Task objective ::
All lines holding the string "preistorica" should be copied from the data below.

Saved data entries
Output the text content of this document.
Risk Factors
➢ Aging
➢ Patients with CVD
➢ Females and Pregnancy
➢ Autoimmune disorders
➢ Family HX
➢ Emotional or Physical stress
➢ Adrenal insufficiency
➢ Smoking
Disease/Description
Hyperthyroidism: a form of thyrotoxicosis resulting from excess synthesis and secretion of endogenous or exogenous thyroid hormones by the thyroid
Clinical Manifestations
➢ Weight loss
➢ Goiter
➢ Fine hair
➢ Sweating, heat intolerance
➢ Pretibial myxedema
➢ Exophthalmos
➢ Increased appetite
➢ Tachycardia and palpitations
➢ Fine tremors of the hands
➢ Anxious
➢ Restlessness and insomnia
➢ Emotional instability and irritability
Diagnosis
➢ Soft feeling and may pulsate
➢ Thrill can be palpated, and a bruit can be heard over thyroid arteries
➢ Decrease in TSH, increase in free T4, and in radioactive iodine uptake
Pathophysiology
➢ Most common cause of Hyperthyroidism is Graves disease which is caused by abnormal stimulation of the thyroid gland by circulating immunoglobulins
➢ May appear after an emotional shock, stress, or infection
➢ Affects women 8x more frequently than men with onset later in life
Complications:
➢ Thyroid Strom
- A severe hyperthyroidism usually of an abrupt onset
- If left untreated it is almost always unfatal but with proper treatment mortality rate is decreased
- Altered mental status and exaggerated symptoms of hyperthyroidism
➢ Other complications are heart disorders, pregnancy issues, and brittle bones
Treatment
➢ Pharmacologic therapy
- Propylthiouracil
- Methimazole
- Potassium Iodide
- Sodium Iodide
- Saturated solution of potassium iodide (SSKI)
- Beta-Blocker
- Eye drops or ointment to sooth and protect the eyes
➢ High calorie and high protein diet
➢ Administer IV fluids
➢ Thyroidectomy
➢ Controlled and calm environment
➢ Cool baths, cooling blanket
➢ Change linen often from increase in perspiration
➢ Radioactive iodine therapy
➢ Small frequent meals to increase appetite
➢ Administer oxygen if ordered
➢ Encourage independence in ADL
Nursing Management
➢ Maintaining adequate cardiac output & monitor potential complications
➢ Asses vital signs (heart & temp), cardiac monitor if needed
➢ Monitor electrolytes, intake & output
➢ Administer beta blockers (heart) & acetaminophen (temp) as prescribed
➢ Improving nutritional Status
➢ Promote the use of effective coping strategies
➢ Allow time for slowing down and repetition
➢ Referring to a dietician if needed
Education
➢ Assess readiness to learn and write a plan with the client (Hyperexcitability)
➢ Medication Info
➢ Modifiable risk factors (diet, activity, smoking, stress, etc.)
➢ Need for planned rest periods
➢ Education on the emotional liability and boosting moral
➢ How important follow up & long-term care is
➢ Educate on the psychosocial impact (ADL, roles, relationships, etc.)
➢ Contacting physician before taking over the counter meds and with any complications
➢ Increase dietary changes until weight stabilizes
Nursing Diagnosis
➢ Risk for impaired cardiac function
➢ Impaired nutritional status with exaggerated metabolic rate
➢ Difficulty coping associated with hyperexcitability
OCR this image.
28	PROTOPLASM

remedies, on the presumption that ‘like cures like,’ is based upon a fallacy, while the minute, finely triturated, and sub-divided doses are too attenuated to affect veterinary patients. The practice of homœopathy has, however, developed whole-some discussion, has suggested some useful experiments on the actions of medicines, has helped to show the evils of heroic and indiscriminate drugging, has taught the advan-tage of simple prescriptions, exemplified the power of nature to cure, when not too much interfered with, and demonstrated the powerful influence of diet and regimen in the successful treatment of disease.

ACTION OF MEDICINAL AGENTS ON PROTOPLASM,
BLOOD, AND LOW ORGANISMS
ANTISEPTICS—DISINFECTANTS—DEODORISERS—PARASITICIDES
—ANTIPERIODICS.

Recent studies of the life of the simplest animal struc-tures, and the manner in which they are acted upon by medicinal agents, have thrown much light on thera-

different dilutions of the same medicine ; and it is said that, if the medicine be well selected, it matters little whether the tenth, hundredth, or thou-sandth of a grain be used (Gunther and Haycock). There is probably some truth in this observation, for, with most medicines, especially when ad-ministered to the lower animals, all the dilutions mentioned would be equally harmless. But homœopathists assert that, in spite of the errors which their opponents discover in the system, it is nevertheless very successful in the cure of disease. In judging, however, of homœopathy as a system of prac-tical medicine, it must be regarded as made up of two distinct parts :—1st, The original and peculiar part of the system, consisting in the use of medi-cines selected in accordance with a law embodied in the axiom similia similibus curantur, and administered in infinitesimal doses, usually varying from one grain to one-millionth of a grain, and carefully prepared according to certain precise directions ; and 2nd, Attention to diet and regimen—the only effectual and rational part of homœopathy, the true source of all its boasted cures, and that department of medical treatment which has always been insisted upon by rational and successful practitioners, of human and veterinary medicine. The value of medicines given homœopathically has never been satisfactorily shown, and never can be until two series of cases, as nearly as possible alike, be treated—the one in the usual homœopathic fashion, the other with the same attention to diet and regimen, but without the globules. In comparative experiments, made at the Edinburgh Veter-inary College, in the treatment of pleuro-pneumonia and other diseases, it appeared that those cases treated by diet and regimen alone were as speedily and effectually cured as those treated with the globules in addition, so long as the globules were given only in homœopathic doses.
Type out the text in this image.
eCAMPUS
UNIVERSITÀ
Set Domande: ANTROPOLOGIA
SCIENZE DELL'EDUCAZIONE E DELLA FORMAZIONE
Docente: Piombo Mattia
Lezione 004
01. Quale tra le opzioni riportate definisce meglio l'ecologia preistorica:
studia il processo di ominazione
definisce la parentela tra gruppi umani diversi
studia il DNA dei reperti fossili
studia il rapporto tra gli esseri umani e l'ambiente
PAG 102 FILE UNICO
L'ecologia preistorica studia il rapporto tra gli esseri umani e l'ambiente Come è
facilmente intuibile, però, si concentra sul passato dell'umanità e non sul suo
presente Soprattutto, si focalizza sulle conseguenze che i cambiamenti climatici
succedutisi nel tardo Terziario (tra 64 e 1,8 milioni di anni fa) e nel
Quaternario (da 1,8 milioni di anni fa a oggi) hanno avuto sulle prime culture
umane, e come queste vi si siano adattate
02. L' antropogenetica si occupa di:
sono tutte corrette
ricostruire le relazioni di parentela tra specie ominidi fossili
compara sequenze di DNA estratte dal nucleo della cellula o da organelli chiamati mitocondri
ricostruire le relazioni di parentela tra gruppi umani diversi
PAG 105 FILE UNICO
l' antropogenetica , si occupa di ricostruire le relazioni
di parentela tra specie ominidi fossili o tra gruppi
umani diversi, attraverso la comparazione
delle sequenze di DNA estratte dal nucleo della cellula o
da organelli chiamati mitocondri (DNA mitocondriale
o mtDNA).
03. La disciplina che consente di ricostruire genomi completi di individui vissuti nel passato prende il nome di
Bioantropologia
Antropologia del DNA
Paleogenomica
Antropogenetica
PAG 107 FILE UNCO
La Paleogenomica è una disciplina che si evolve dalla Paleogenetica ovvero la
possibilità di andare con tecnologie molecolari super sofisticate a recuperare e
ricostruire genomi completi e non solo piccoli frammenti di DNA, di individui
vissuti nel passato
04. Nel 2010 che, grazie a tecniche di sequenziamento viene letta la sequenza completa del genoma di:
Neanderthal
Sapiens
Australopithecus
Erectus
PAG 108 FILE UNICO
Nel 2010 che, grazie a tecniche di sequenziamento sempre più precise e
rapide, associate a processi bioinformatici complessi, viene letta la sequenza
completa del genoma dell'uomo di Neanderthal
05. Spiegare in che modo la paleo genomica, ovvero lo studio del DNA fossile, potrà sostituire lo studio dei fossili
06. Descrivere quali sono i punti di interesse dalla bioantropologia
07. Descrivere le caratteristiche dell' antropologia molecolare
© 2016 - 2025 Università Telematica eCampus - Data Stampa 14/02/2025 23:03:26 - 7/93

Task output ::
01. Quale tra le opzioni riportate definisce meglio l'ecologia preistorica:
L'ecologia preistorica studia il rapporto tra gli esseri umani e l'ambiente Come è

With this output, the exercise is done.